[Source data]
───

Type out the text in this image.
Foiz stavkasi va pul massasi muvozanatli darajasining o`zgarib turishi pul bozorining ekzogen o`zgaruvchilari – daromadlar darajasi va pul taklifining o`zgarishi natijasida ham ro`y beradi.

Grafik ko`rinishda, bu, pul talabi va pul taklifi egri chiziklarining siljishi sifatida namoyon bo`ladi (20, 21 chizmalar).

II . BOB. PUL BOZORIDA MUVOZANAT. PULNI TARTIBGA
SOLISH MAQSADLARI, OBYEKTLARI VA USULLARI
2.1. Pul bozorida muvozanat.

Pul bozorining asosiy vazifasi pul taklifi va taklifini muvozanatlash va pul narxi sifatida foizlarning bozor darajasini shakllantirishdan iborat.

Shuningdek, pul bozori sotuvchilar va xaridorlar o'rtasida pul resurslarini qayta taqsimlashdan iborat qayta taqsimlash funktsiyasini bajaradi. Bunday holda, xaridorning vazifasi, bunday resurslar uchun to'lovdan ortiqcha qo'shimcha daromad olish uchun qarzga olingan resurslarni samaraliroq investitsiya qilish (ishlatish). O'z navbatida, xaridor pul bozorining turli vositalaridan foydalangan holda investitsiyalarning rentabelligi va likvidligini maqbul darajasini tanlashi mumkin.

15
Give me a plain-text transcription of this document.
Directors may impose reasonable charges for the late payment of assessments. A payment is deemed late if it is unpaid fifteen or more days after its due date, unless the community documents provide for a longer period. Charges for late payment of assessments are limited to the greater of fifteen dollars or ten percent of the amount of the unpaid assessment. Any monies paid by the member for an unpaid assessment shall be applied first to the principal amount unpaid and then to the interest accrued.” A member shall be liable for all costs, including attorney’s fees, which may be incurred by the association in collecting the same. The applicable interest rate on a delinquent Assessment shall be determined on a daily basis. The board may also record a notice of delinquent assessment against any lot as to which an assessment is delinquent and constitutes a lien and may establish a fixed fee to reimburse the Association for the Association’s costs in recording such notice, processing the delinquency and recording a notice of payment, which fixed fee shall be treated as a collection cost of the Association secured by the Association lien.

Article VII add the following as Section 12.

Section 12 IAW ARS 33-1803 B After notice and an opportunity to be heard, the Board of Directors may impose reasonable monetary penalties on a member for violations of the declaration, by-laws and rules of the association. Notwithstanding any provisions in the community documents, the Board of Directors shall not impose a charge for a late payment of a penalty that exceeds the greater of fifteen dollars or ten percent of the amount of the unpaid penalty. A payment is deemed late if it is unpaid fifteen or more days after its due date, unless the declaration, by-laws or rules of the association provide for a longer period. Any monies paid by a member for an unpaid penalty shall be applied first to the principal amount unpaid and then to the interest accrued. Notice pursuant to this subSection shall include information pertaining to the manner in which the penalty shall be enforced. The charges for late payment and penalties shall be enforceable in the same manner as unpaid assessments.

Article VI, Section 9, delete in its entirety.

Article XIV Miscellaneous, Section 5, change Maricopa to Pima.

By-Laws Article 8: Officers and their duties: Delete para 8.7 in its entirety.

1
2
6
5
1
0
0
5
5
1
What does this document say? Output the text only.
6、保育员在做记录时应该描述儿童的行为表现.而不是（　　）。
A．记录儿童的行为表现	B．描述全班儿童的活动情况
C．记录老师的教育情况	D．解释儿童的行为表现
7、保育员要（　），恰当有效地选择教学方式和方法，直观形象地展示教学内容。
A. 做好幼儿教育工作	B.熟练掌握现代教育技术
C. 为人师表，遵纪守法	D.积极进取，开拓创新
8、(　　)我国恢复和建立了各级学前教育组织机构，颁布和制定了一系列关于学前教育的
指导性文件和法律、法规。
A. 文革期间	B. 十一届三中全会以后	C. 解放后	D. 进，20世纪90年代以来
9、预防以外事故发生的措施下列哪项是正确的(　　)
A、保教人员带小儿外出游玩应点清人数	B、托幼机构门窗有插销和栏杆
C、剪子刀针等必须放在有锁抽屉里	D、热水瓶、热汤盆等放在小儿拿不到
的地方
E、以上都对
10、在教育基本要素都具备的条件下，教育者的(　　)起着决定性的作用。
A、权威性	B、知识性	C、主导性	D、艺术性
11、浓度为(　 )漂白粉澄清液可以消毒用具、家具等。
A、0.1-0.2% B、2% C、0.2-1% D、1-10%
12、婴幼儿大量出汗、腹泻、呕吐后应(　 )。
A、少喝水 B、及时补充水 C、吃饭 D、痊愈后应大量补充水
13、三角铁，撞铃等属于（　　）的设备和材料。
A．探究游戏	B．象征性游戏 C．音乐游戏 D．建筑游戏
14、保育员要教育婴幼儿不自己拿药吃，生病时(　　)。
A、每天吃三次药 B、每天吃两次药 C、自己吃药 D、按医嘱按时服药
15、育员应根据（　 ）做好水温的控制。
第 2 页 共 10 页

───

PROBLEM STATEMENT:
In the entries above, identify each line that includes the string "Article", then copy it.

RESULT OF THE TASK:
Article VII add the following as Section 12.
Article VI, Section 9, delete in its entirety.
Article XIV Miscellaneous, Section 5, change Maricopa to Pima.
By-Laws Article 8: Officers and their duties: Delete para 8.7 in its entirety.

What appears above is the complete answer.